- EXERCISE OBJECTIVE: Below are some entries. Copy each line that holds the string "English".

- RECORD EXTRACTS:

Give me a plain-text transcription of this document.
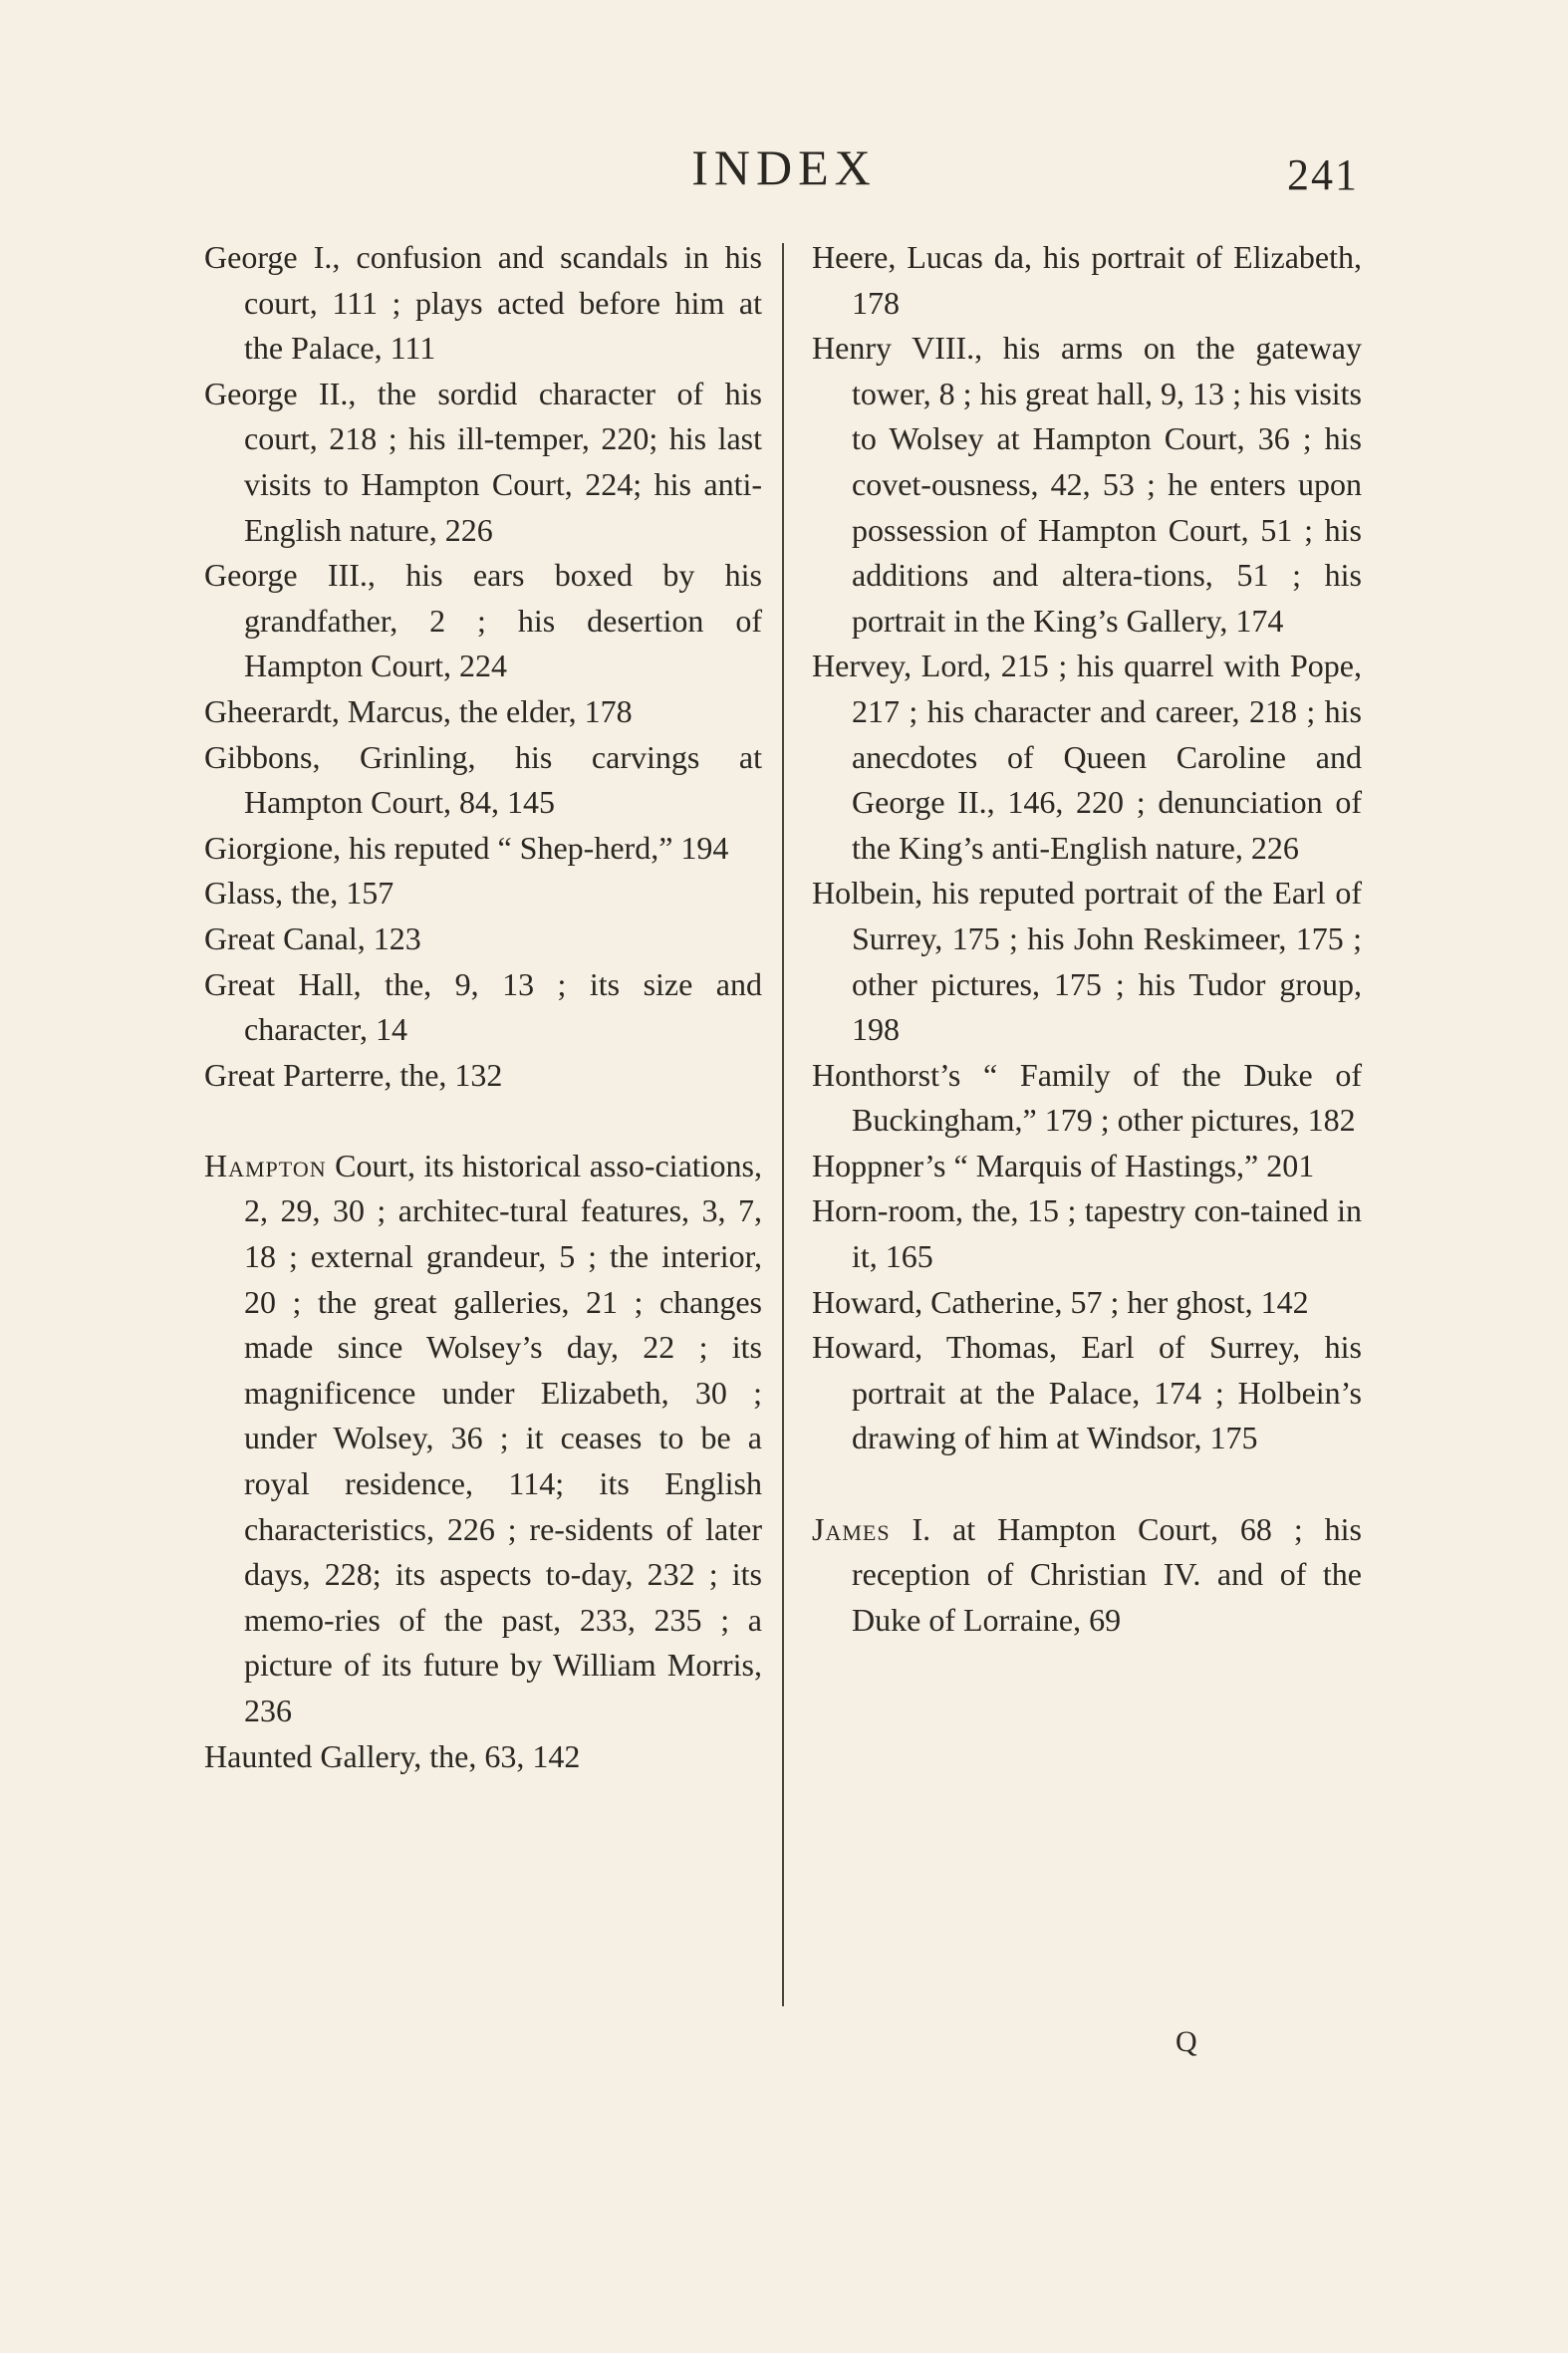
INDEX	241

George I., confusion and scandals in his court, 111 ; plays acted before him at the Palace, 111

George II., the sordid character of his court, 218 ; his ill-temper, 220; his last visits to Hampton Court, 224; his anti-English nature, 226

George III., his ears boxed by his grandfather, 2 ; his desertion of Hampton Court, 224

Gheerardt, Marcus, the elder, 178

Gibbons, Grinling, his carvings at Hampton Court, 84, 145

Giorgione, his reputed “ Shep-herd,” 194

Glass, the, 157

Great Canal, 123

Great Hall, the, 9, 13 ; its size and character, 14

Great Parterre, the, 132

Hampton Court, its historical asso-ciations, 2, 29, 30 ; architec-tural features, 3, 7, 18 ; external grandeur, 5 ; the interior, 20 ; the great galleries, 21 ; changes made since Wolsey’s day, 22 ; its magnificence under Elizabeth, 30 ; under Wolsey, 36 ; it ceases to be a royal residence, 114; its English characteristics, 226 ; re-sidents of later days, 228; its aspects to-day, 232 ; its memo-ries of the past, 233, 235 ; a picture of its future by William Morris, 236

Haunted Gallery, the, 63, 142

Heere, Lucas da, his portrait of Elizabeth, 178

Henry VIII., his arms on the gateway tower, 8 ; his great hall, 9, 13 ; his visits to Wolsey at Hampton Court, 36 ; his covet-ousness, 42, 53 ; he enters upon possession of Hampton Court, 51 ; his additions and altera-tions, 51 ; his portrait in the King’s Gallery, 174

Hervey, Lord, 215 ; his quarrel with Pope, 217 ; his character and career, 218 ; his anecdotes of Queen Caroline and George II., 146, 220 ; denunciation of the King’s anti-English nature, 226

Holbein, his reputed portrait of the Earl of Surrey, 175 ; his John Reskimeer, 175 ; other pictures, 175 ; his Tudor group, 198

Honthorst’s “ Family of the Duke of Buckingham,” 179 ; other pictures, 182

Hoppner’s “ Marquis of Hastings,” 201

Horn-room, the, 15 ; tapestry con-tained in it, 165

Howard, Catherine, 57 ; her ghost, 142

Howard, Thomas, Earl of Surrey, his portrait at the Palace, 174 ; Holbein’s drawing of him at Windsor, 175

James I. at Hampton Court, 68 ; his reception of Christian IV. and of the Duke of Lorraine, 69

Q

- RESULT OF THE EXERCISE:
George II., the sordid character of his court, 218 ; his ill-temper, 220; his last visits to Hampton Court, 224; his anti-English nature, 226
Hampton Court, its historical asso-ciations, 2, 29, 30 ; architec-tural features, 3, 7, 18 ; external grandeur, 5 ; the interior, 20 ; the great galleries, 21 ; changes made since Wolsey’s day, 22 ; its magnificence under Elizabeth, 30 ; under Wolsey, 36 ; it ceases to be a royal residence, 114; its English characteristics, 226 ; re-sidents of later days, 228; its aspects to-day, 232 ; its memo-ries of the past, 233, 235 ; a picture of its future by William Morris, 236
Hervey, Lord, 215 ; his quarrel with Pope, 217 ; his character and career, 218 ; his anecdotes of Queen Caroline and George II., 146, 220 ; denunciation of the King’s anti-English nature, 226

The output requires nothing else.